# [Work to do]
The entries below are to be repeated exactly as they stand.

# [Dataset records]
++++++++++++++++++++

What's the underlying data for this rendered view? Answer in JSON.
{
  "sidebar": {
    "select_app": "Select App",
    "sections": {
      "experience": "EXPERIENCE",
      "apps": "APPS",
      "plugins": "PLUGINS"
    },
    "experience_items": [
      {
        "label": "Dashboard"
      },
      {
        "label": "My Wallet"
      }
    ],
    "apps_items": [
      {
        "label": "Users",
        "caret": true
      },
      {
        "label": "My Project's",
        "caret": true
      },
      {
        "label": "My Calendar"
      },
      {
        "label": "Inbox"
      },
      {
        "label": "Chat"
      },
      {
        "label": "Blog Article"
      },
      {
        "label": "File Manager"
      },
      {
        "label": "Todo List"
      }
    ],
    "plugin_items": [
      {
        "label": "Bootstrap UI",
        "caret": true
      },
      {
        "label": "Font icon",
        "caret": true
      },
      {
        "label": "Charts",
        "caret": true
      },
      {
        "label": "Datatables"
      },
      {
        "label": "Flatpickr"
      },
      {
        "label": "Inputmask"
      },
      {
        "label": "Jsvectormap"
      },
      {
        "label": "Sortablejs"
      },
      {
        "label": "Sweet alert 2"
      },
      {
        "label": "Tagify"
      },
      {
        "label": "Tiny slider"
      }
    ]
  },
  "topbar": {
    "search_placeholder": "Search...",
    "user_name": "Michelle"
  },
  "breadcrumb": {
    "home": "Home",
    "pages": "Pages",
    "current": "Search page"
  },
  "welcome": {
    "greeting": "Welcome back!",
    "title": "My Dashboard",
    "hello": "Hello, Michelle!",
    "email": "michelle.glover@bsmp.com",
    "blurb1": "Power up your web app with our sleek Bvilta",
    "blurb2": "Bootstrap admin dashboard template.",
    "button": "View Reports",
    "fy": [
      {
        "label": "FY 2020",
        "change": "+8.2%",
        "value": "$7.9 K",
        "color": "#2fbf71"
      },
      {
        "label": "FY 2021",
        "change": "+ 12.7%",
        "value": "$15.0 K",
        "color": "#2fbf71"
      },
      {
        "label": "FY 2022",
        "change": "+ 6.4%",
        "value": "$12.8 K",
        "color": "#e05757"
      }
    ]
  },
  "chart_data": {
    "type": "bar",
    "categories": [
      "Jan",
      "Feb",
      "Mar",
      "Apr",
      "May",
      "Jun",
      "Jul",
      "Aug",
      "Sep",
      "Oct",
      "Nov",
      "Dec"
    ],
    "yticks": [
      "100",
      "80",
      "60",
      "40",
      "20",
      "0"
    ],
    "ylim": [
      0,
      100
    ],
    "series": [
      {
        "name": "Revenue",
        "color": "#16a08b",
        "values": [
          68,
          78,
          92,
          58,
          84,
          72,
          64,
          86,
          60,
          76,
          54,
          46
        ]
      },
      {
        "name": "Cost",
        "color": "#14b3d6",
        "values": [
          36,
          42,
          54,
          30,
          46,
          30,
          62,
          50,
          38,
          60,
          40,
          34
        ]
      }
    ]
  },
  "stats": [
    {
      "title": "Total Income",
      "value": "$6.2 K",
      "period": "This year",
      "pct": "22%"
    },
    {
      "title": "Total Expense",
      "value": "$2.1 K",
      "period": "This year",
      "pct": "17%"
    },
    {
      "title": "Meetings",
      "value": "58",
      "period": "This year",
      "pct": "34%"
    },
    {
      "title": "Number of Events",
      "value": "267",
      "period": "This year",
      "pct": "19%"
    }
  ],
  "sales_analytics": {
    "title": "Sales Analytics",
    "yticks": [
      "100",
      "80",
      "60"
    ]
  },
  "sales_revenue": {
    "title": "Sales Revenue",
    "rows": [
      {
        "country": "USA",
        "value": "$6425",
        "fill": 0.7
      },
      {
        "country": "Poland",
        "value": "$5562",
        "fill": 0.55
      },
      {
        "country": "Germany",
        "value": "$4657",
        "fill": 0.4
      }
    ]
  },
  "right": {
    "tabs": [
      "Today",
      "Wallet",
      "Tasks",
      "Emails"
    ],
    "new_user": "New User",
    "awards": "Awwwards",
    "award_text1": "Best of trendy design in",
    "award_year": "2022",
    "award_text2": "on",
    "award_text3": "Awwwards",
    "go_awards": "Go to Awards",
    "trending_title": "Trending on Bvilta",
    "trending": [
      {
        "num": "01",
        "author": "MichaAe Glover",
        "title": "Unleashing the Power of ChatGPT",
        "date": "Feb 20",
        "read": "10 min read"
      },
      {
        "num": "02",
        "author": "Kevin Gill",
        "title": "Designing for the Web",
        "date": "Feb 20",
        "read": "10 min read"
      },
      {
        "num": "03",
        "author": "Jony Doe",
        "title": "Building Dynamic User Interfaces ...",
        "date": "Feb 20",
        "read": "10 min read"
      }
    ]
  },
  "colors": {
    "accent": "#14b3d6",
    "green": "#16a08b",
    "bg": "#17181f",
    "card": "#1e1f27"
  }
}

++++++++++++++++++++

# [Reply to the task]
What's the underlying data for this rendered view? Answer in JSON.
{
  "sidebar": {
    "select_app": "Select App",
    "sections": {
      "experience": "EXPERIENCE",
      "apps": "APPS",
      "plugins": "PLUGINS"
    },
    "experience_items": [
      {
        "label": "Dashboard"
      },
      {
        "label": "My Wallet"
      }
    ],
    "apps_items": [
      {
        "label": "Users",
        "caret": true
      },
      {
        "label": "My Project's",
        "caret": true
      },
      {
        "label": "My Calendar"
      },
      {
        "label": "Inbox"
      },
      {
        "label": "Chat"
      },
      {
        "label": "Blog Article"
      },
      {
        "label": "File Manager"
      },
      {
        "label": "Todo List"
      }
    ],
    "plugin_items": [
      {
        "label": "Bootstrap UI",
        "caret": true
      },
      {
        "label": "Font icon",
        "caret": true
      },
      {
        "label": "Charts",
        "caret": true
      },
      {
        "label": "Datatables"
      },
      {
        "label": "Flatpickr"
      },
      {
        "label": "Inputmask"
      },
      {
        "label": "Jsvectormap"
      },
      {
        "label": "Sortablejs"
      },
      {
        "label": "Sweet alert 2"
      },
      {
        "label": "Tagify"
      },
      {
        "label": "Tiny slider"
      }
    ]
  },
  "topbar": {
    "search_placeholder": "Search...",
    "user_name": "Michelle"
  },
  "breadcrumb": {
    "home": "Home",
    "pages": "Pages",
    "current": "Search page"
  },
  "welcome": {
    "greeting": "Welcome back!",
    "title": "My Dashboard",
    "hello": "Hello, Michelle!",
    "email": "michelle.glover@bsmp.com",
    "blurb1": "Power up your web app with our sleek Bvilta",
    "blurb2": "Bootstrap admin dashboard template.",
    "button": "View Reports",
    "fy": [
      {
        "label": "FY 2020",
        "change": "+8.2%",
        "value": "$7.9 K",
        "color": "#2fbf71"
      },
      {
        "label": "FY 2021",
        "change": "+ 12.7%",
        "value": "$15.0 K",
        "color": "#2fbf71"
      },
      {
        "label": "FY 2022",
        "change": "+ 6.4%",
        "value": "$12.8 K",
        "color": "#e05757"
      }
    ]
  },
  "chart_data": {
    "type": "bar",
    "categories": [
      "Jan",
      "Feb",
      "Mar",
      "Apr",
      "May",
      "Jun",
      "Jul",
      "Aug",
      "Sep",
      "Oct",
      "Nov",
      "Dec"
    ],
    "yticks": [
      "100",
      "80",
      "60",
      "40",
      "20",
      "0"
    ],
    "ylim": [
      0,
      100
    ],
    "series": [
      {
        "name": "Revenue",
        "color": "#16a08b",
        "values": [
          68,
          78,
          92,
          58,
          84,
          72,
          64,
          86,
          60,
          76,
          54,
          46
        ]
      },
      {
        "name": "Cost",
        "color": "#14b3d6",
        "values": [
          36,
          42,
          54,
          30,
          46,
          30,
          62,
          50,
          38,
          60,
          40,
          34
        ]
      }
    ]
  },
  "stats": [
    {
      "title": "Total Income",
      "value": "$6.2 K",
      "period": "This year",
      "pct": "22%"
    },
    {
      "title": "Total Expense",
      "value": "$2.1 K",
      "period": "This year",
      "pct": "17%"
    },
    {
      "title": "Meetings",
      "value": "58",
      "period": "This year",
      "pct": "34%"
    },
    {
      "title": "Number of Events",
      "value": "267",
      "period": "This year",
      "pct": "19%"
    }
  ],
  "sales_analytics": {
    "title": "Sales Analytics",
    "yticks": [
      "100",
      "80",
      "60"
    ]
  },
  "sales_revenue": {
    "title": "Sales Revenue",
    "rows": [
      {
        "country": "USA",
        "value": "$6425",
        "fill": 0.7
      },
      {
        "country": "Poland",
        "value": "$5562",
        "fill": 0.55
      },
      {
        "country": "Germany",
        "value": "$4657",
        "fill": 0.4
      }
    ]
  },
  "right": {
    "tabs": [
      "Today",
      "Wallet",
      "Tasks",
      "Emails"
    ],
    "new_user": "New User",
    "awards": "Awwwards",
    "award_text1": "Best of trendy design in",
    "award_year": "2022",
    "award_text2": "on",
    "award_text3": "Awwwards",
    "go_awards": "Go to Awards",
    "trending_title": "Trending on Bvilta",
    "trending": [
      {
        "num": "01",
        "author": "MichaAe Glover",
        "title": "Unleashing the Power of ChatGPT",
        "date": "Feb 20",
        "read": "10 min read"
      },
      {
        "num": "02",
        "author": "Kevin Gill",
        "title": "Designing for the Web",
        "date": "Feb 20",
        "read": "10 min read"
      },
      {
        "num": "03",
        "author": "Jony Doe",
        "title": "Building Dynamic User Interfaces ...",
        "date": "Feb 20",
        "read": "10 min read"
      }
    ]
  },
  "colors": {
    "accent": "#14b3d6",
    "green": "#16a08b",
    "bg": "#17181f",
    "card": "#1e1f27"
  }
}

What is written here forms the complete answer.